Data lines:
- - - -

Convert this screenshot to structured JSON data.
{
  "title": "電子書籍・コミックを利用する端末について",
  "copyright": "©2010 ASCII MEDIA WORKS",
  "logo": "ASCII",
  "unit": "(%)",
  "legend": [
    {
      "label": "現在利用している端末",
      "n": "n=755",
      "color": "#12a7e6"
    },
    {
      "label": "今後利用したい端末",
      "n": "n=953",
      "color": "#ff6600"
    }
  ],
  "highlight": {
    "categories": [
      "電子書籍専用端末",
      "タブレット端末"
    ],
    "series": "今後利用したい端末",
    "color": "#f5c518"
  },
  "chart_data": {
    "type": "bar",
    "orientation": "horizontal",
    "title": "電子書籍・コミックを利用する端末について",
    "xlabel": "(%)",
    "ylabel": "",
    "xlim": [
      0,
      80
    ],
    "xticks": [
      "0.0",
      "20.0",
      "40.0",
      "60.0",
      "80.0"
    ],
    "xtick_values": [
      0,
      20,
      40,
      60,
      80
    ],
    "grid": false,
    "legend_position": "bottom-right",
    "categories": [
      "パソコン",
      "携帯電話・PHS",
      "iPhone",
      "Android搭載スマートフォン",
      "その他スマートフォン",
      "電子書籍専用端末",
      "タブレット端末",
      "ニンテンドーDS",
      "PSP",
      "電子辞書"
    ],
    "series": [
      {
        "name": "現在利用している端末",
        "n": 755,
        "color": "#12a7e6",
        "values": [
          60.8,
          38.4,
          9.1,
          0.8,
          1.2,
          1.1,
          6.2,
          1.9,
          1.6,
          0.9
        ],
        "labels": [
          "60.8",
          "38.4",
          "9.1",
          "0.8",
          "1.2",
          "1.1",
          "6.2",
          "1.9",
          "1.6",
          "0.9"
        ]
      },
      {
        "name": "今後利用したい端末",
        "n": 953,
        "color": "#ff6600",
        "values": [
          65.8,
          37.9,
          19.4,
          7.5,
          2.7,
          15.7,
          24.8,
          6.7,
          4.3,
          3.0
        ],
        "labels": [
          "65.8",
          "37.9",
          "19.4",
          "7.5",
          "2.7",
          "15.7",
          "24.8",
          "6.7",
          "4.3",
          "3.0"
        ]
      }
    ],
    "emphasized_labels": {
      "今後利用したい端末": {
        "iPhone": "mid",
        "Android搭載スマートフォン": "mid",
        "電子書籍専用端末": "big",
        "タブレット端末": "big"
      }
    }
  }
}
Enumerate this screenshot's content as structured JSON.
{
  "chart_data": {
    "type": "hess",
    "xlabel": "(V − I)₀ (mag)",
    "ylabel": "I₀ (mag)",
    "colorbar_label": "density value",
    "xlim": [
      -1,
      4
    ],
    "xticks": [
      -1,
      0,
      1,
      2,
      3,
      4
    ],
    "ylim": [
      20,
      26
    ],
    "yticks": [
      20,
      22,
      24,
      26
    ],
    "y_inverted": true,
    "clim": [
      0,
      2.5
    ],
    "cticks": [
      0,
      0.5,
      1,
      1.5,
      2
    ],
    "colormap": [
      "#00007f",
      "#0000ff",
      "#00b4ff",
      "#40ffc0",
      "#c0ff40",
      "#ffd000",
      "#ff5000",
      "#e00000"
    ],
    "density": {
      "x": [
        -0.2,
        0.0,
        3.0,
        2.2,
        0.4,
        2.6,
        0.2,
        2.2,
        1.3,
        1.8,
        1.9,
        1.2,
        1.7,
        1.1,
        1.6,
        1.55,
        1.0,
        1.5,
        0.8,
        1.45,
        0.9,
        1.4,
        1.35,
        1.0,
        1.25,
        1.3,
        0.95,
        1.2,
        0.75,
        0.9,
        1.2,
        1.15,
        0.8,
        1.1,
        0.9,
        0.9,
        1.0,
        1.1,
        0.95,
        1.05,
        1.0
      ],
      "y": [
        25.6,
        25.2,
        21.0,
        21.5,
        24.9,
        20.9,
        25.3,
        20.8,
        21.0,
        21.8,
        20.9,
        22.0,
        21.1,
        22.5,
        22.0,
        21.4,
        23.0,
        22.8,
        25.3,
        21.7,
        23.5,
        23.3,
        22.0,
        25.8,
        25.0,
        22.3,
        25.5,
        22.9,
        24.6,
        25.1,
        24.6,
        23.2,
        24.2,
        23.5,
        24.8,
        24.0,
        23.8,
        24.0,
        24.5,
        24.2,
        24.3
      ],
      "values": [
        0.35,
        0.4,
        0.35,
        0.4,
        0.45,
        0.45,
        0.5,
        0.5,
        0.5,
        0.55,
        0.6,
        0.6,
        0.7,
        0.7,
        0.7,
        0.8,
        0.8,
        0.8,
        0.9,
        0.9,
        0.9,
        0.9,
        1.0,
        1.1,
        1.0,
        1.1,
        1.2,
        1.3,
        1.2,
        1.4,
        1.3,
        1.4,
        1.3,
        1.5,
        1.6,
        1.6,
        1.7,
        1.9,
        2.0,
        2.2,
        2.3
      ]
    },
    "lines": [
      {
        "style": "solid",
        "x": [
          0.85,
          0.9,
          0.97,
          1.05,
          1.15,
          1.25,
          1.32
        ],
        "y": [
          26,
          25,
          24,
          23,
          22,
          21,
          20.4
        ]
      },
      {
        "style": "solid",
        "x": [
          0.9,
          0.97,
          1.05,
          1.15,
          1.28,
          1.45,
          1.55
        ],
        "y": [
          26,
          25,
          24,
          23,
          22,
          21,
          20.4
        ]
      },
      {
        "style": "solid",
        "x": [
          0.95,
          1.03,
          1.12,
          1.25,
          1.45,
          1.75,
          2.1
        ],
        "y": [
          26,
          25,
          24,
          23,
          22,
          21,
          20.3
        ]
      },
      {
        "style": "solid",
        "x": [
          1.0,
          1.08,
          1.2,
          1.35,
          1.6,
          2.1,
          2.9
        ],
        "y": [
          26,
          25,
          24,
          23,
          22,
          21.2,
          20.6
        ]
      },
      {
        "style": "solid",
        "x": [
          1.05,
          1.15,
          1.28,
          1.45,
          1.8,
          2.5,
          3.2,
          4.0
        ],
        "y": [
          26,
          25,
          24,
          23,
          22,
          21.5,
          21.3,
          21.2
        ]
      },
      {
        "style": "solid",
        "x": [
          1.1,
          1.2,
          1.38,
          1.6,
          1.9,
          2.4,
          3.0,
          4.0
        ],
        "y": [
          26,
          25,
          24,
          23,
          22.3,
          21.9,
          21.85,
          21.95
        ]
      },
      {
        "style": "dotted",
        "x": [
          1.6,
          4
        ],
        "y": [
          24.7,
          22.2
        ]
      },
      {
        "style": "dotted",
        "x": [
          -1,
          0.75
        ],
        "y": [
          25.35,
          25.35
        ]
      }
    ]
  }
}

- - - -

Exercise brief: From the records above, extract everything verbatim.

Exercise result:
Convert this screenshot to structured JSON data.
{
  "title": "電子書籍・コミックを利用する端末について",
  "copyright": "©2010 ASCII MEDIA WORKS",
  "logo": "ASCII",
  "unit": "(%)",
  "legend": [
    {
      "label": "現在利用している端末",
      "n": "n=755",
      "color": "#12a7e6"
    },
    {
      "label": "今後利用したい端末",
      "n": "n=953",
      "color": "#ff6600"
    }
  ],
  "highlight": {
    "categories": [
      "電子書籍専用端末",
      "タブレット端末"
    ],
    "series": "今後利用したい端末",
    "color": "#f5c518"
  },
  "chart_data": {
    "type": "bar",
    "orientation": "horizontal",
    "title": "電子書籍・コミックを利用する端末について",
    "xlabel": "(%)",
    "ylabel": "",
    "xlim": [
      0,
      80
    ],
    "xticks": [
      "0.0",
      "20.0",
      "40.0",
      "60.0",
      "80.0"
    ],
    "xtick_values": [
      0,
      20,
      40,
      60,
      80
    ],
    "grid": false,
    "legend_position": "bottom-right",
    "categories": [
      "パソコン",
      "携帯電話・PHS",
      "iPhone",
      "Android搭載スマートフォン",
      "その他スマートフォン",
      "電子書籍専用端末",
      "タブレット端末",
      "ニンテンドーDS",
      "PSP",
      "電子辞書"
    ],
    "series": [
      {
        "name": "現在利用している端末",
        "n": 755,
        "color": "#12a7e6",
        "values": [
          60.8,
          38.4,
          9.1,
          0.8,
          1.2,
          1.1,
          6.2,
          1.9,
          1.6,
          0.9
        ],
        "labels": [
          "60.8",
          "38.4",
          "9.1",
          "0.8",
          "1.2",
          "1.1",
          "6.2",
          "1.9",
          "1.6",
          "0.9"
        ]
      },
      {
        "name": "今後利用したい端末",
        "n": 953,
        "color": "#ff6600",
        "values": [
          65.8,
          37.9,
          19.4,
          7.5,
          2.7,
          15.7,
          24.8,
          6.7,
          4.3,
          3.0
        ],
        "labels": [
          "65.8",
          "37.9",
          "19.4",
          "7.5",
          "2.7",
          "15.7",
          "24.8",
          "6.7",
          "4.3",
          "3.0"
        ]
      }
    ],
    "emphasized_labels": {
      "今後利用したい端末": {
        "iPhone": "mid",
        "Android搭載スマートフォン": "mid",
        "電子書籍専用端末": "big",
        "タブレット端末": "big"
      }
    }
  }
}
Enumerate this screenshot's content as structured JSON.
{
  "chart_data": {
    "type": "hess",
    "xlabel": "(V − I)₀ (mag)",
    "ylabel": "I₀ (mag)",
    "colorbar_label": "density value",
    "xlim": [
      -1,
      4
    ],
    "xticks": [
      -1,
      0,
      1,
      2,
      3,
      4
    ],
    "ylim": [
      20,
      26
    ],
    "yticks": [
      20,
      22,
      24,
      26
    ],
    "y_inverted": true,
    "clim": [
      0,
      2.5
    ],
    "cticks": [
      0,
      0.5,
      1,
      1.5,
      2
    ],
    "colormap": [
      "#00007f",
      "#0000ff",
      "#00b4ff",
      "#40ffc0",
      "#c0ff40",
      "#ffd000",
      "#ff5000",
      "#e00000"
    ],
    "density": {
      "x": [
        -0.2,
        0.0,
        3.0,
        2.2,
        0.4,
        2.6,
        0.2,
        2.2,
        1.3,
        1.8,
        1.9,
        1.2,
        1.7,
        1.1,
        1.6,
        1.55,
        1.0,
        1.5,
        0.8,
        1.45,
        0.9,
        1.4,
        1.35,
        1.0,
        1.25,
        1.3,
        0.95,
        1.2,
        0.75,
        0.9,
        1.2,
        1.15,
        0.8,
        1.1,
        0.9,
        0.9,
        1.0,
        1.1,
        0.95,
        1.05,
        1.0
      ],
      "y": [
        25.6,
        25.2,
        21.0,
        21.5,
        24.9,
        20.9,
        25.3,
        20.8,
        21.0,
        21.8,
        20.9,
        22.0,
        21.1,
        22.5,
        22.0,
        21.4,
        23.0,
        22.8,
        25.3,
        21.7,
        23.5,
        23.3,
        22.0,
        25.8,
        25.0,
        22.3,
        25.5,
        22.9,
        24.6,
        25.1,
        24.6,
        23.2,
        24.2,
        23.5,
        24.8,
        24.0,
        23.8,
        24.0,
        24.5,
        24.2,
        24.3
      ],
      "values": [
        0.35,
        0.4,
        0.35,
        0.4,
        0.45,
        0.45,
        0.5,
        0.5,
        0.5,
        0.55,
        0.6,
        0.6,
        0.7,
        0.7,
        0.7,
        0.8,
        0.8,
        0.8,
        0.9,
        0.9,
        0.9,
        0.9,
        1.0,
        1.1,
        1.0,
        1.1,
        1.2,
        1.3,
        1.2,
        1.4,
        1.3,
        1.4,
        1.3,
        1.5,
        1.6,
        1.6,
        1.7,
        1.9,
        2.0,
        2.2,
        2.3
      ]
    },
    "lines": [
      {
        "style": "solid",
        "x": [
          0.85,
          0.9,
          0.97,
          1.05,
          1.15,
          1.25,
          1.32
        ],
        "y": [
          26,
          25,
          24,
          23,
          22,
          21,
          20.4
        ]
      },
      {
        "style": "solid",
        "x": [
          0.9,
          0.97,
          1.05,
          1.15,
          1.28,
          1.45,
          1.55
        ],
        "y": [
          26,
          25,
          24,
          23,
          22,
          21,
          20.4
        ]
      },
      {
        "style": "solid",
        "x": [
          0.95,
          1.03,
          1.12,
          1.25,
          1.45,
          1.75,
          2.1
        ],
        "y": [
          26,
          25,
          24,
          23,
          22,
          21,
          20.3
        ]
      },
      {
        "style": "solid",
        "x": [
          1.0,
          1.08,
          1.2,
          1.35,
          1.6,
          2.1,
          2.9
        ],
        "y": [
          26,
          25,
          24,
          23,
          22,
          21.2,
          20.6
        ]
      },
      {
        "style": "solid",
        "x": [
          1.05,
          1.15,
          1.28,
          1.45,
          1.8,
          2.5,
          3.2,
          4.0
        ],
        "y": [
          26,
          25,
          24,
          23,
          22,
          21.5,
          21.3,
          21.2
        ]
      },
      {
        "style": "solid",
        "x": [
          1.1,
          1.2,
          1.38,
          1.6,
          1.9,
          2.4,
          3.0,
          4.0
        ],
        "y": [
          26,
          25,
          24,
          23,
          22.3,
          21.9,
          21.85,
          21.95
        ]
      },
      {
        "style": "dotted",
        "x": [
          1.6,
          4
        ],
        "y": [
          24.7,
          22.2
        ]
      },
      {
        "style": "dotted",
        "x": [
          -1,
          0.75
        ],
        "y": [
          25.35,
          25.35
        ]
      }
    ]
  }
}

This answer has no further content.